** Begin MATERIAL FOR THE TASK **

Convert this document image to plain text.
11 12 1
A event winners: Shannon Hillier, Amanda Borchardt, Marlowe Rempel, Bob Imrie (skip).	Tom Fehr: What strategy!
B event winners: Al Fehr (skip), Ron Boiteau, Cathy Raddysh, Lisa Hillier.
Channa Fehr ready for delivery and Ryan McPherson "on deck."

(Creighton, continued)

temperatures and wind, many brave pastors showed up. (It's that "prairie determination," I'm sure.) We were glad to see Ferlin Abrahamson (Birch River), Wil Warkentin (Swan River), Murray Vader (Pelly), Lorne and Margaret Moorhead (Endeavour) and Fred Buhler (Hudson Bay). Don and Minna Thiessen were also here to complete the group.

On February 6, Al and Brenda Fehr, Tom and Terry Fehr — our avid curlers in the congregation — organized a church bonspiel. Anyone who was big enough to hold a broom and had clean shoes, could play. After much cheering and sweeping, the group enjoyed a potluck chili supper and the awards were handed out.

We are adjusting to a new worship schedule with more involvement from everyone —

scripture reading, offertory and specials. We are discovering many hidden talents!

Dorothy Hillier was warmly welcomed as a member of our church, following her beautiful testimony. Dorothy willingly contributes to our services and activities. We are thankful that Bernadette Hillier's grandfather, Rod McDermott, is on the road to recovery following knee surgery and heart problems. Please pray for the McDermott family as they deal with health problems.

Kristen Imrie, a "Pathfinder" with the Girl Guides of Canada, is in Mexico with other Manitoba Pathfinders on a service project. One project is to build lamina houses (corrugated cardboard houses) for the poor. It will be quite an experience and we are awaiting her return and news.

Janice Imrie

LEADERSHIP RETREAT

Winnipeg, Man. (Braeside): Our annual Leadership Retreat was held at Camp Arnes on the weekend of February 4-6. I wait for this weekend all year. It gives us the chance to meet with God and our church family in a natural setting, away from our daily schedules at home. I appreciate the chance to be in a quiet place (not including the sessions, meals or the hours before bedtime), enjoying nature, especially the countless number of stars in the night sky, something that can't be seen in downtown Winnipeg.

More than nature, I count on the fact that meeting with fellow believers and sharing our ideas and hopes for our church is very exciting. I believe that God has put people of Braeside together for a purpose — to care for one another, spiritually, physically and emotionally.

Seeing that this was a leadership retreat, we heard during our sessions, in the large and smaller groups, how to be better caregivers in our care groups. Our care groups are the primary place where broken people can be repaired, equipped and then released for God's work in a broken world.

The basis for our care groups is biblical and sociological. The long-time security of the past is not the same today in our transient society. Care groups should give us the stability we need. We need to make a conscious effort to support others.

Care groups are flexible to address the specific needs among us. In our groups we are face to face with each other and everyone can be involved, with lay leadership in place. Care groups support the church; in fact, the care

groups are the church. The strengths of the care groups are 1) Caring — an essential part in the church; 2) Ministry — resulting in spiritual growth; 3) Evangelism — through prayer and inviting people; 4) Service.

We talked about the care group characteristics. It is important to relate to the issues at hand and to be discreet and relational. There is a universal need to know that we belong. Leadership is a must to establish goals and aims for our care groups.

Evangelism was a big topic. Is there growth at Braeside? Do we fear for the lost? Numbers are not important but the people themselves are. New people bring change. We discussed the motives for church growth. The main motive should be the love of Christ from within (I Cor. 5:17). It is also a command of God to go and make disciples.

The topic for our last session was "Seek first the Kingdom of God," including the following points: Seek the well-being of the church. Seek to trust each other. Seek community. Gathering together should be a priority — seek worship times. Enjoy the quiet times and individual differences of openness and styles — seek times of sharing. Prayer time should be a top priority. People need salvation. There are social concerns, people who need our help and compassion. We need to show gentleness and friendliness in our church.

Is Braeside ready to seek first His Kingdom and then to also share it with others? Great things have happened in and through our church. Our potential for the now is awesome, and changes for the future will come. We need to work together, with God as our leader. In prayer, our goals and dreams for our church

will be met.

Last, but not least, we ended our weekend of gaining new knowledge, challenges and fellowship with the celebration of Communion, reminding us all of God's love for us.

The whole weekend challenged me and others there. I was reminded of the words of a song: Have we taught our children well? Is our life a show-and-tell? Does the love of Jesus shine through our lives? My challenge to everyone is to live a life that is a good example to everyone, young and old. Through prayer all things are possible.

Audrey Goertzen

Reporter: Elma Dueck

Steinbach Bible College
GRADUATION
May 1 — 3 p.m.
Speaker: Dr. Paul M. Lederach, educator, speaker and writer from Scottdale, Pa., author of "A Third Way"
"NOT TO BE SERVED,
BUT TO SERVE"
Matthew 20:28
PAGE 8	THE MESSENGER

** End MATERIAL FOR THE TASK **

### TASK OBJECTIVE
Word for word, write out all of the data above.

### SOLUTION TO THE PROBLEM
Convert this document image to plain text.
11 12 1
A event winners: Shannon Hillier, Amanda Borchardt, Marlowe Rempel, Bob Imrie (skip).	Tom Fehr: What strategy!
B event winners: Al Fehr (skip), Ron Boiteau, Cathy Raddysh, Lisa Hillier.
Channa Fehr ready for delivery and Ryan McPherson "on deck."

(Creighton, continued)

temperatures and wind, many brave pastors showed up. (It's that "prairie determination," I'm sure.) We were glad to see Ferlin Abrahamson (Birch River), Wil Warkentin (Swan River), Murray Vader (Pelly), Lorne and Margaret Moorhead (Endeavour) and Fred Buhler (Hudson Bay). Don and Minna Thiessen were also here to complete the group.

On February 6, Al and Brenda Fehr, Tom and Terry Fehr — our avid curlers in the congregation — organized a church bonspiel. Anyone who was big enough to hold a broom and had clean shoes, could play. After much cheering and sweeping, the group enjoyed a potluck chili supper and the awards were handed out.

We are adjusting to a new worship schedule with more involvement from everyone —

scripture reading, offertory and specials. We are discovering many hidden talents!

Dorothy Hillier was warmly welcomed as a member of our church, following her beautiful testimony. Dorothy willingly contributes to our services and activities. We are thankful that Bernadette Hillier's grandfather, Rod McDermott, is on the road to recovery following knee surgery and heart problems. Please pray for the McDermott family as they deal with health problems.

Kristen Imrie, a "Pathfinder" with the Girl Guides of Canada, is in Mexico with other Manitoba Pathfinders on a service project. One project is to build lamina houses (corrugated cardboard houses) for the poor. It will be quite an experience and we are awaiting her return and news.

Janice Imrie

LEADERSHIP RETREAT

Winnipeg, Man. (Braeside): Our annual Leadership Retreat was held at Camp Arnes on the weekend of February 4-6. I wait for this weekend all year. It gives us the chance to meet with God and our church family in a natural setting, away from our daily schedules at home. I appreciate the chance to be in a quiet place (not including the sessions, meals or the hours before bedtime), enjoying nature, especially the countless number of stars in the night sky, something that can't be seen in downtown Winnipeg.

More than nature, I count on the fact that meeting with fellow believers and sharing our ideas and hopes for our church is very exciting. I believe that God has put people of Braeside together for a purpose — to care for one another, spiritually, physically and emotionally.

Seeing that this was a leadership retreat, we heard during our sessions, in the large and smaller groups, how to be better caregivers in our care groups. Our care groups are the primary place where broken people can be repaired, equipped and then released for God's work in a broken world.

The basis for our care groups is biblical and sociological. The long-time security of the past is not the same today in our transient society. Care groups should give us the stability we need. We need to make a conscious effort to support others.

Care groups are flexible to address the specific needs among us. In our groups we are face to face with each other and everyone can be involved, with lay leadership in place. Care groups support the church; in fact, the care

groups are the church. The strengths of the care groups are 1) Caring — an essential part in the church; 2) Ministry — resulting in spiritual growth; 3) Evangelism — through prayer and inviting people; 4) Service.

We talked about the care group characteristics. It is important to relate to the issues at hand and to be discreet and relational. There is a universal need to know that we belong. Leadership is a must to establish goals and aims for our care groups.

Evangelism was a big topic. Is there growth at Braeside? Do we fear for the lost? Numbers are not important but the people themselves are. New people bring change. We discussed the motives for church growth. The main motive should be the love of Christ from within (I Cor. 5:17). It is also a command of God to go and make disciples.

The topic for our last session was "Seek first the Kingdom of God," including the following points: Seek the well-being of the church. Seek to trust each other. Seek community. Gathering together should be a priority — seek worship times. Enjoy the quiet times and individual differences of openness and styles — seek times of sharing. Prayer time should be a top priority. People need salvation. There are social concerns, people who need our help and compassion. We need to show gentleness and friendliness in our church.

Is Braeside ready to seek first His Kingdom and then to also share it with others? Great things have happened in and through our church. Our potential for the now is awesome, and changes for the future will come. We need to work together, with God as our leader. In prayer, our goals and dreams for our church

will be met.

Last, but not least, we ended our weekend of gaining new knowledge, challenges and fellowship with the celebration of Communion, reminding us all of God's love for us.

The whole weekend challenged me and others there. I was reminded of the words of a song: Have we taught our children well? Is our life a show-and-tell? Does the love of Jesus shine through our lives? My challenge to everyone is to live a life that is a good example to everyone, young and old. Through prayer all things are possible.

Audrey Goertzen

Reporter: Elma Dueck

Steinbach Bible College
GRADUATION
May 1 — 3 p.m.
Speaker: Dr. Paul M. Lederach, educator, speaker and writer from Scottdale, Pa., author of "A Third Way"
"NOT TO BE SERVED,
BUT TO SERVE"
Matthew 20:28
PAGE 8	THE MESSENGER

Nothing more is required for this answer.